Update every one of the rows below by swapping "UI component" for "interface element" and keeping everything else the same. Leave the pictures out of your answer.

* [MATERIAL FOR THIS TASK]:

──────────

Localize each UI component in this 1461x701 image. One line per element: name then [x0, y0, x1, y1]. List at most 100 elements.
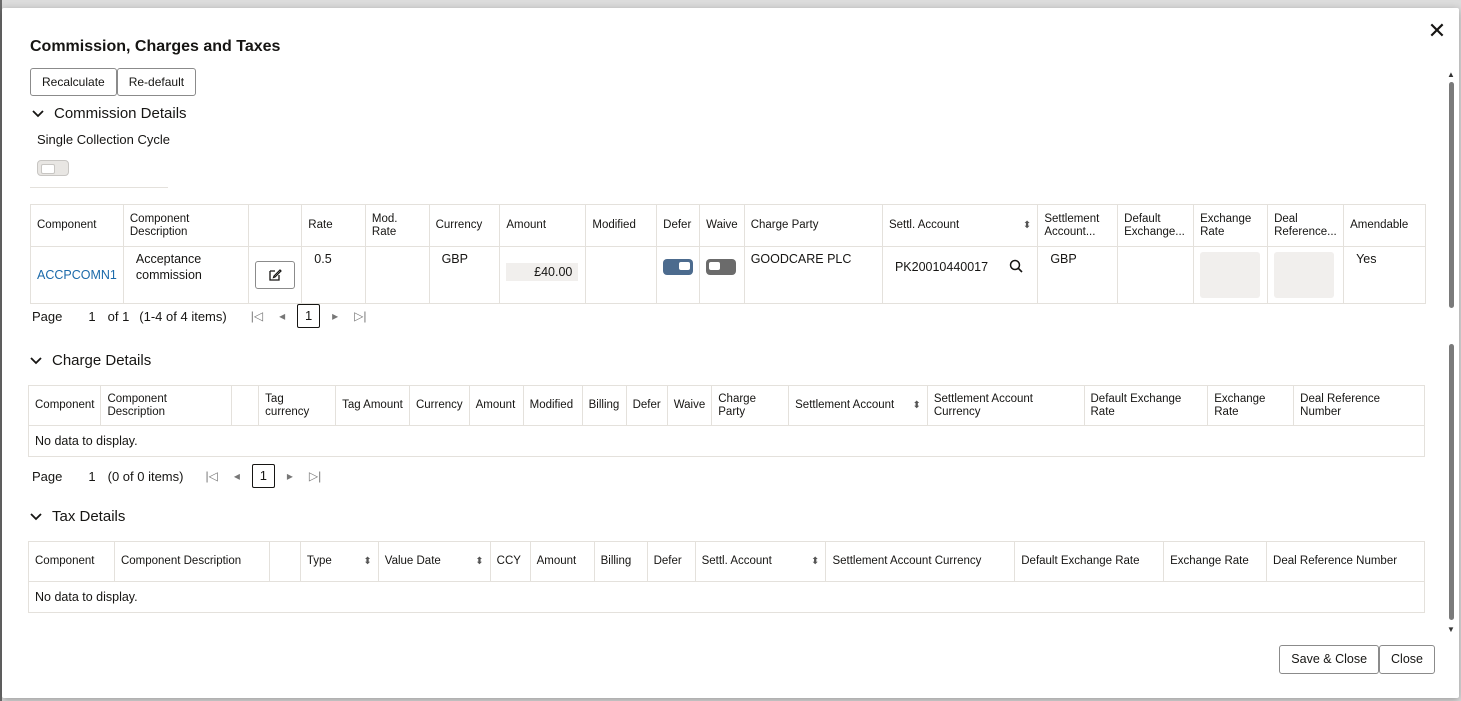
col-currency: Currency [408, 385, 470, 426]
first-page-icon[interactable]: |◁ [205, 469, 217, 483]
table-row: ACCPCOMN1 Acceptance commission 0.5 GBP … [30, 246, 1426, 304]
col-settlement-account[interactable]: Settlement Account ⬍ [788, 385, 928, 426]
col-exchange-rate: Exchange Rate [1207, 385, 1295, 426]
rate-value: 0.5 [301, 246, 366, 304]
col-value-date-label: Value Date [384, 555, 441, 567]
component-link[interactable]: ACCPCOMN1 [37, 268, 117, 282]
modified-value [585, 246, 658, 304]
close-icon[interactable]: ✕ [1425, 20, 1449, 44]
col-tag-amount: Tag Amount [335, 385, 410, 426]
deal-reference-field[interactable] [1274, 252, 1335, 298]
col-component: Component [28, 541, 115, 582]
col-component-description: Component Description [113, 541, 270, 582]
prev-page-icon[interactable]: ◂ [234, 469, 240, 483]
close-button[interactable]: Close [1379, 645, 1435, 674]
scroll-thumb-lower[interactable] [1449, 344, 1454, 620]
page-items: (1-4 of 4 items) [139, 308, 227, 324]
divider [30, 187, 168, 188]
col-billing: Billing [581, 385, 627, 426]
col-currency: Currency [428, 204, 501, 247]
currency-value: GBP [428, 246, 501, 304]
last-page-icon[interactable]: ▷| [354, 309, 366, 323]
prev-page-icon[interactable]: ◂ [279, 309, 285, 323]
tax-table: Component Component Description Type ⬍ V… [28, 541, 1425, 613]
tax-section-title: Tax Details [52, 508, 126, 525]
settl-account-value[interactable]: PK20010440017 [895, 260, 988, 274]
single-collection-label: Single Collection Cycle [37, 132, 170, 147]
toolbar: Recalculate Re-default [30, 68, 197, 96]
footer-actions: Save & Close Close [1279, 645, 1435, 674]
chevron-down-icon [30, 356, 44, 365]
sort-icon[interactable]: ⬍ [1023, 219, 1031, 232]
col-tag-currency: Tag currency [258, 385, 337, 426]
charge-section-header[interactable]: Charge Details [30, 352, 151, 369]
col-exchange-rate: Exchange Rate [1163, 541, 1268, 582]
page-label: Page [32, 308, 63, 324]
col-ccy: CCY [489, 541, 531, 582]
col-defer: Defer [625, 385, 668, 426]
exchange-rate-field[interactable] [1200, 252, 1261, 298]
col-settl-account[interactable]: Settl. Account ⬍ [694, 541, 827, 582]
col-component-description: Component Description [100, 385, 233, 426]
col-modified: Modified [522, 385, 583, 426]
col-settl-account-label: Settl. Account [888, 219, 960, 231]
scroll-down-icon[interactable]: ▼ [1447, 625, 1455, 634]
col-amendable: Amendable [1343, 204, 1426, 247]
amount-field[interactable]: £40.00 [506, 263, 579, 281]
empty-message: No data to display. [28, 581, 1425, 613]
col-blank [268, 541, 301, 582]
col-defer: Defer [656, 204, 701, 247]
scroll-track[interactable] [1448, 82, 1454, 622]
current-page-button[interactable]: 1 [251, 464, 275, 488]
current-page-button[interactable]: 1 [297, 304, 321, 328]
search-icon[interactable] [1009, 259, 1023, 277]
charge-table: Component Component Description Tag curr… [27, 385, 1425, 457]
component-description: Acceptance commission [122, 246, 250, 304]
sort-icon[interactable]: ⬍ [363, 555, 371, 568]
save-close-button[interactable]: Save & Close [1279, 645, 1380, 674]
redefault-button[interactable]: Re-default [116, 68, 197, 96]
col-waive: Waive [666, 385, 713, 426]
defer-toggle[interactable] [663, 259, 694, 275]
page-of: of 1 [107, 308, 130, 324]
col-settl-account[interactable]: Settl. Account ⬍ [881, 204, 1039, 247]
single-collection-toggle[interactable] [37, 160, 69, 176]
col-edit [248, 204, 303, 247]
charge-section-title: Charge Details [52, 352, 152, 369]
edit-button[interactable] [255, 261, 296, 289]
recalculate-button[interactable]: Recalculate [30, 68, 117, 96]
commission-charges-taxes-dialog: ✕ Commission, Charges and Taxes Recalcul… [2, 8, 1459, 698]
chevron-down-icon [32, 109, 46, 118]
commission-table: Component Component Description Rate Mod… [30, 204, 1426, 304]
col-component: Component [30, 204, 124, 247]
scroll-up-icon[interactable]: ▲ [1447, 70, 1455, 79]
edit-icon [269, 269, 283, 281]
sort-icon[interactable]: ⬍ [475, 555, 483, 568]
page-label: Page [32, 468, 63, 484]
next-page-icon[interactable]: ▸ [287, 469, 293, 483]
next-page-icon[interactable]: ▸ [332, 309, 338, 323]
page-items: (0 of 0 items) [107, 468, 184, 484]
vertical-scrollbar[interactable]: ▲ ▼ [1447, 70, 1455, 634]
col-settl-account-label: Settl. Account [701, 555, 772, 567]
mod-rate-value [364, 246, 430, 304]
default-exchange-value [1117, 246, 1195, 304]
col-component: Component [27, 385, 102, 426]
col-modified: Modified [585, 204, 658, 247]
sort-icon[interactable]: ⬍ [811, 555, 819, 568]
col-deal-reference-number: Deal Reference Number [1293, 385, 1425, 426]
waive-toggle[interactable] [706, 259, 737, 275]
col-blank [231, 385, 260, 426]
col-type[interactable]: Type ⬍ [299, 541, 379, 582]
dialog-title: Commission, Charges and Taxes [30, 38, 281, 55]
sort-icon[interactable]: ⬍ [912, 399, 920, 412]
commission-section-header[interactable]: Commission Details [32, 105, 187, 122]
tax-section-header[interactable]: Tax Details [30, 508, 125, 525]
scroll-thumb[interactable] [1449, 82, 1454, 308]
col-settlement-account-currency: Settlement Account Currency [825, 541, 1016, 582]
col-amount: Amount [529, 541, 595, 582]
first-page-icon[interactable]: |◁ [251, 309, 263, 323]
last-page-icon[interactable]: ▷| [309, 469, 321, 483]
col-settlement-account-currency: Settlement Account Currency [926, 385, 1085, 426]
col-value-date[interactable]: Value Date ⬍ [377, 541, 491, 582]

──────────

* [RESPONSE]:
Localize each interface element in this 1461x701 image. One line per element: name then [x0, y0, x1, y1]. List at most 100 elements.
col-currency: Currency [408, 385, 470, 426]
first-page-icon[interactable]: |◁ [205, 469, 217, 483]
table-row: ACCPCOMN1 Acceptance commission 0.5 GBP … [30, 246, 1426, 304]
col-settlement-account[interactable]: Settlement Account ⬍ [788, 385, 928, 426]
col-exchange-rate: Exchange Rate [1207, 385, 1295, 426]
rate-value: 0.5 [301, 246, 366, 304]
col-value-date-label: Value Date [384, 555, 441, 567]
component-link[interactable]: ACCPCOMN1 [37, 268, 117, 282]
modified-value [585, 246, 658, 304]
close-icon[interactable]: ✕ [1425, 20, 1449, 44]
col-tag-amount: Tag Amount [335, 385, 410, 426]
deal-reference-field[interactable] [1274, 252, 1335, 298]
col-component: Component [28, 541, 115, 582]
col-component-description: Component Description [113, 541, 270, 582]
prev-page-icon[interactable]: ◂ [234, 469, 240, 483]
close-button[interactable]: Close [1379, 645, 1435, 674]
scroll-thumb-lower[interactable] [1449, 344, 1454, 620]
page-items: (1-4 of 4 items) [139, 308, 227, 324]
divider [30, 187, 168, 188]
col-billing: Billing [581, 385, 627, 426]
col-currency: Currency [428, 204, 501, 247]
currency-value: GBP [428, 246, 501, 304]
last-page-icon[interactable]: ▷| [354, 309, 366, 323]
prev-page-icon[interactable]: ◂ [279, 309, 285, 323]
tax-table: Component Component Description Type ⬍ V… [28, 541, 1425, 613]
tax-section-title: Tax Details [52, 508, 126, 525]
settl-account-value[interactable]: PK20010440017 [895, 260, 988, 274]
single-collection-label: Single Collection Cycle [37, 132, 170, 147]
toolbar: Recalculate Re-default [30, 68, 197, 96]
footer-actions: Save & Close Close [1279, 645, 1435, 674]
chevron-down-icon [30, 356, 44, 365]
sort-icon[interactable]: ⬍ [1023, 219, 1031, 232]
col-tag-currency: Tag currency [258, 385, 337, 426]
charge-section-header[interactable]: Charge Details [30, 352, 151, 369]
col-exchange-rate: Exchange Rate [1163, 541, 1268, 582]
page-label: Page [32, 308, 63, 324]
col-ccy: CCY [489, 541, 531, 582]
col-defer: Defer [625, 385, 668, 426]
exchange-rate-field[interactable] [1200, 252, 1261, 298]
col-settl-account[interactable]: Settl. Account ⬍ [694, 541, 827, 582]
col-component-description: Component Description [100, 385, 233, 426]
col-modified: Modified [522, 385, 583, 426]
col-settl-account-label: Settl. Account [888, 219, 960, 231]
scroll-down-icon[interactable]: ▼ [1447, 625, 1455, 634]
col-amendable: Amendable [1343, 204, 1426, 247]
amount-field[interactable]: £40.00 [506, 263, 579, 281]
empty-message: No data to display. [28, 581, 1425, 613]
col-blank [268, 541, 301, 582]
col-defer: Defer [656, 204, 701, 247]
scroll-track[interactable] [1448, 82, 1454, 622]
current-page-button[interactable]: 1 [251, 464, 275, 488]
current-page-button[interactable]: 1 [297, 304, 321, 328]
search-icon[interactable] [1009, 259, 1023, 277]
charge-table: Component Component Description Tag curr… [27, 385, 1425, 457]
component-description: Acceptance commission [122, 246, 250, 304]
sort-icon[interactable]: ⬍ [363, 555, 371, 568]
save-close-button[interactable]: Save & Close [1279, 645, 1380, 674]
redefault-button[interactable]: Re-default [116, 68, 197, 96]
col-waive: Waive [666, 385, 713, 426]
defer-toggle[interactable] [663, 259, 694, 275]
page-of: of 1 [107, 308, 130, 324]
col-settl-account[interactable]: Settl. Account ⬍ [881, 204, 1039, 247]
single-collection-toggle[interactable] [37, 160, 69, 176]
col-edit [248, 204, 303, 247]
charge-section-title: Charge Details [52, 352, 152, 369]
edit-button[interactable] [255, 261, 296, 289]
recalculate-button[interactable]: Recalculate [30, 68, 117, 96]
commission-charges-taxes-dialog: ✕ Commission, Charges and Taxes Recalcul… [2, 8, 1459, 698]
chevron-down-icon [32, 109, 46, 118]
commission-table: Component Component Description Rate Mod… [30, 204, 1426, 304]
col-component: Component [30, 204, 124, 247]
scroll-up-icon[interactable]: ▲ [1447, 70, 1455, 79]
edit-icon [269, 269, 283, 281]
sort-icon[interactable]: ⬍ [475, 555, 483, 568]
page-label: Page [32, 468, 63, 484]
next-page-icon[interactable]: ▸ [287, 469, 293, 483]
next-page-icon[interactable]: ▸ [332, 309, 338, 323]
page-items: (0 of 0 items) [107, 468, 184, 484]
vertical-scrollbar[interactable]: ▲ ▼ [1447, 70, 1455, 634]
col-settl-account-label: Settl. Account [701, 555, 772, 567]
mod-rate-value [364, 246, 430, 304]
default-exchange-value [1117, 246, 1195, 304]
col-component: Component [27, 385, 102, 426]
col-modified: Modified [585, 204, 658, 247]
sort-icon[interactable]: ⬍ [811, 555, 819, 568]
col-deal-reference-number: Deal Reference Number [1293, 385, 1425, 426]
waive-toggle[interactable] [706, 259, 737, 275]
col-blank [231, 385, 260, 426]
col-type[interactable]: Type ⬍ [299, 541, 379, 582]
dialog-title: Commission, Charges and Taxes [30, 38, 281, 55]
sort-icon[interactable]: ⬍ [912, 399, 920, 412]
commission-section-header[interactable]: Commission Details [32, 105, 187, 122]
tax-section-header[interactable]: Tax Details [30, 508, 125, 525]
scroll-thumb[interactable] [1449, 82, 1454, 308]
col-settlement-account-currency: Settlement Account Currency [825, 541, 1016, 582]
col-amount: Amount [529, 541, 595, 582]
first-page-icon[interactable]: |◁ [251, 309, 263, 323]
last-page-icon[interactable]: ▷| [309, 469, 321, 483]
col-settlement-account-currency: Settlement Account Currency [926, 385, 1085, 426]
col-value-date[interactable]: Value Date ⬍ [377, 541, 491, 582]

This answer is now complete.